>> START Provided records

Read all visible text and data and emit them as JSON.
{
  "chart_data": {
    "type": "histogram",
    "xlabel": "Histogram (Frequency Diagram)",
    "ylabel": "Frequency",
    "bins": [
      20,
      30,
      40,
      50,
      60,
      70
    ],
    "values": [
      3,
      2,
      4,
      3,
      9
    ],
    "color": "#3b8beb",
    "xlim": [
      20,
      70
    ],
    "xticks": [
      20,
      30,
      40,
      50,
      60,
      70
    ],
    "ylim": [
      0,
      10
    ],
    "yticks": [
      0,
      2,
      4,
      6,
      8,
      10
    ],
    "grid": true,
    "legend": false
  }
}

>> END Provided records

_The request_
In the listing above, find each line with the word "Frequency" and copy it.

_Finished exercise_
    "xlabel": "Histogram (Frequency Diagram)",
    "ylabel": "Frequency",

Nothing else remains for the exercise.